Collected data
>> Begin

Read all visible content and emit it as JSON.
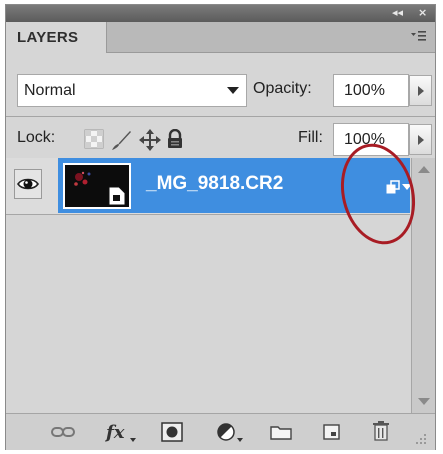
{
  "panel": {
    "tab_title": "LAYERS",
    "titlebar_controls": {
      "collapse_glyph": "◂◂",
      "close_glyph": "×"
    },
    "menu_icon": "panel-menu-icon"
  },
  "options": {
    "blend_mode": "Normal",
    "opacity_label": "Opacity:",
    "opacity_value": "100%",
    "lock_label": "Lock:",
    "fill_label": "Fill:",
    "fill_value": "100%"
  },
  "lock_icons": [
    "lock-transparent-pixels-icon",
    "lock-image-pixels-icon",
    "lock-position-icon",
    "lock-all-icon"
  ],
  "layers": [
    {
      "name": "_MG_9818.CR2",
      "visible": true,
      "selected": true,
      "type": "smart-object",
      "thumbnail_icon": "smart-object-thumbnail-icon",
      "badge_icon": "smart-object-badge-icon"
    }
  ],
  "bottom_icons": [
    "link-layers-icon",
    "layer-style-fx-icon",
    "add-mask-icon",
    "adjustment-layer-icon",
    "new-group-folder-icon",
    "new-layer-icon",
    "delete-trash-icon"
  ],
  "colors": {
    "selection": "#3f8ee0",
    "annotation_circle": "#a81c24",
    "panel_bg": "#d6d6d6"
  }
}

>> End

:: The exercise ::
Go through the entries above and output them exactly, without pictures.

:: Result ::
Read all visible content and emit it as JSON.
{
  "panel": {
    "tab_title": "LAYERS",
    "titlebar_controls": {
      "collapse_glyph": "◂◂",
      "close_glyph": "×"
    },
    "menu_icon": "panel-menu-icon"
  },
  "options": {
    "blend_mode": "Normal",
    "opacity_label": "Opacity:",
    "opacity_value": "100%",
    "lock_label": "Lock:",
    "fill_label": "Fill:",
    "fill_value": "100%"
  },
  "lock_icons": [
    "lock-transparent-pixels-icon",
    "lock-image-pixels-icon",
    "lock-position-icon",
    "lock-all-icon"
  ],
  "layers": [
    {
      "name": "_MG_9818.CR2",
      "visible": true,
      "selected": true,
      "type": "smart-object",
      "thumbnail_icon": "smart-object-thumbnail-icon",
      "badge_icon": "smart-object-badge-icon"
    }
  ],
  "bottom_icons": [
    "link-layers-icon",
    "layer-style-fx-icon",
    "add-mask-icon",
    "adjustment-layer-icon",
    "new-group-folder-icon",
    "new-layer-icon",
    "delete-trash-icon"
  ],
  "colors": {
    "selection": "#3f8ee0",
    "annotation_circle": "#a81c24",
    "panel_bg": "#d6d6d6"
  }
}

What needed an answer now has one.